Start of DATASET EXCERPTS

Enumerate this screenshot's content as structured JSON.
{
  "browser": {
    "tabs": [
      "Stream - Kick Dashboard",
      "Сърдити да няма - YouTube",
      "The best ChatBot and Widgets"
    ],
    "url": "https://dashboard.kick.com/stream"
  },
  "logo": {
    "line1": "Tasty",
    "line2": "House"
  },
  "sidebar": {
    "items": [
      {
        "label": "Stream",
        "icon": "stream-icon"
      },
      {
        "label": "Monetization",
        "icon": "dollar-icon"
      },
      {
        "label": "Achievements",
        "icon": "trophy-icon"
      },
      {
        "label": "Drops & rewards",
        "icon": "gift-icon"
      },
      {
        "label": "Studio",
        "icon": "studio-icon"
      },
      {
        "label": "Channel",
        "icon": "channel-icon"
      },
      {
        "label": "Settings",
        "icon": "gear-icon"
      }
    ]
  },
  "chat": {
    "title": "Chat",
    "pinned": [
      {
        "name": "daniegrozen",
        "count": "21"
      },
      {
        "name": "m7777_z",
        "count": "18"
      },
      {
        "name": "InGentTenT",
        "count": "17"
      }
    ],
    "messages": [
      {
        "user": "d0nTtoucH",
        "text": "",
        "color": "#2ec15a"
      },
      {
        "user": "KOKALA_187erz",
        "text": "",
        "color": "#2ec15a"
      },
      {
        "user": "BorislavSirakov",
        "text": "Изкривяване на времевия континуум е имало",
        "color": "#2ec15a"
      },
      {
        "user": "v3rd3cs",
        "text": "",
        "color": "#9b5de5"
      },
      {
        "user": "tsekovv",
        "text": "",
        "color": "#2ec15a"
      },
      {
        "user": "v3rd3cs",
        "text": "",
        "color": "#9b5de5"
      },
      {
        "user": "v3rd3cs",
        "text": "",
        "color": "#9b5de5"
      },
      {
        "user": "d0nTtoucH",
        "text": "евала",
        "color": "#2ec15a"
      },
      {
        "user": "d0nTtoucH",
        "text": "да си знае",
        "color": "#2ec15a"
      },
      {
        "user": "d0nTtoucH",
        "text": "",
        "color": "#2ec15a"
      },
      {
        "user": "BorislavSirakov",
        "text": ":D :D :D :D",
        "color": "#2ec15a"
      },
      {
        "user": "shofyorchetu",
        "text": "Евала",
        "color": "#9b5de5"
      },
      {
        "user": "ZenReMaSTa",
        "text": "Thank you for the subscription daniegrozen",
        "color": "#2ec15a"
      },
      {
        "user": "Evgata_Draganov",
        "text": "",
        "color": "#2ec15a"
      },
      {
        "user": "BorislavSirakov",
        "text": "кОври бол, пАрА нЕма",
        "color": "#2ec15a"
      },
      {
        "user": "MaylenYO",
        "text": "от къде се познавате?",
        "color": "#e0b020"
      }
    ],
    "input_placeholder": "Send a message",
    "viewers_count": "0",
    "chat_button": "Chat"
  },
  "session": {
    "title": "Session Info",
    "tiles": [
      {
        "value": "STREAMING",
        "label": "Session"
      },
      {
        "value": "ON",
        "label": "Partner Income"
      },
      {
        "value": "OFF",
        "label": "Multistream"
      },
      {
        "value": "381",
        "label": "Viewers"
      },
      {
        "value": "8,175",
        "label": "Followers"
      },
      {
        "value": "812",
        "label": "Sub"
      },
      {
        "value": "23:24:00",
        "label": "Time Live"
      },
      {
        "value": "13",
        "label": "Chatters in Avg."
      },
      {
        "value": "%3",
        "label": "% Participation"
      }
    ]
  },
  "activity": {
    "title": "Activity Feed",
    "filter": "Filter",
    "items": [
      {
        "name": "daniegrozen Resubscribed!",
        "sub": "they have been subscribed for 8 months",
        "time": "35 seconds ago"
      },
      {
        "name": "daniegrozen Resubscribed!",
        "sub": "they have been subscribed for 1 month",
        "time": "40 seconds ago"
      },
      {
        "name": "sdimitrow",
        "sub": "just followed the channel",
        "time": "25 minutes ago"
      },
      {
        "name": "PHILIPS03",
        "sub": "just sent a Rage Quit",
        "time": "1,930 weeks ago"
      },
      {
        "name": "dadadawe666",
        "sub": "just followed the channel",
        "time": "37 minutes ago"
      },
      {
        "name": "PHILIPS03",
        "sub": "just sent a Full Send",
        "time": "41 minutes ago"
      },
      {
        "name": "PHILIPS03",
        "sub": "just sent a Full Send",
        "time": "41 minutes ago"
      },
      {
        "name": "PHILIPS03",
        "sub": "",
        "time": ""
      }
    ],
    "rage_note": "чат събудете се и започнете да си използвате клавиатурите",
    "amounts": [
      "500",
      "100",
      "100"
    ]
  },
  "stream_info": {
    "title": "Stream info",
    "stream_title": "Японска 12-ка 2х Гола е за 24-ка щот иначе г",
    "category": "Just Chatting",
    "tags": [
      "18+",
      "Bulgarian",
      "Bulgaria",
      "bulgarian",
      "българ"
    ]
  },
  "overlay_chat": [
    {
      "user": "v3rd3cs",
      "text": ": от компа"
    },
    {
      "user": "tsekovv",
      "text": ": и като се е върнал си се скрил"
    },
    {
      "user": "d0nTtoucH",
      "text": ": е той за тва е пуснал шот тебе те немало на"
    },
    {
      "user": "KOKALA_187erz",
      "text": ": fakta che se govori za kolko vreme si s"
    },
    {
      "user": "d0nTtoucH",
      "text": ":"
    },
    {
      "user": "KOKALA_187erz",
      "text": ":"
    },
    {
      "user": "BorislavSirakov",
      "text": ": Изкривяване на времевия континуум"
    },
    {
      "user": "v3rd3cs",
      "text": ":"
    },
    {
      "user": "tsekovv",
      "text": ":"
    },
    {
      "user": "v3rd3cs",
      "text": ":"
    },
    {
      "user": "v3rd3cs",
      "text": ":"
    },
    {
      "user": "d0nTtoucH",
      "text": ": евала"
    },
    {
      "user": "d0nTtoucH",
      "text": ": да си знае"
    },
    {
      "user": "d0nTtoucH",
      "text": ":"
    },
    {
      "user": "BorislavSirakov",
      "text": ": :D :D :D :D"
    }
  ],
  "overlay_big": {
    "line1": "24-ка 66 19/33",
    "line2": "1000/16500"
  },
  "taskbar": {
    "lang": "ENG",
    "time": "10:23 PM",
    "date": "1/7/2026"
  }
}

End of DATASET EXCERPTS

§ EXERCISE TASK
Search the entries for the word "континуум", then gather every line that has it.

§ RESPONSE FOR THIS EXERCISE
        "text": "Изкривяване на времевия континуум е имало",
      "text": ": Изкривяване на времевия континуум"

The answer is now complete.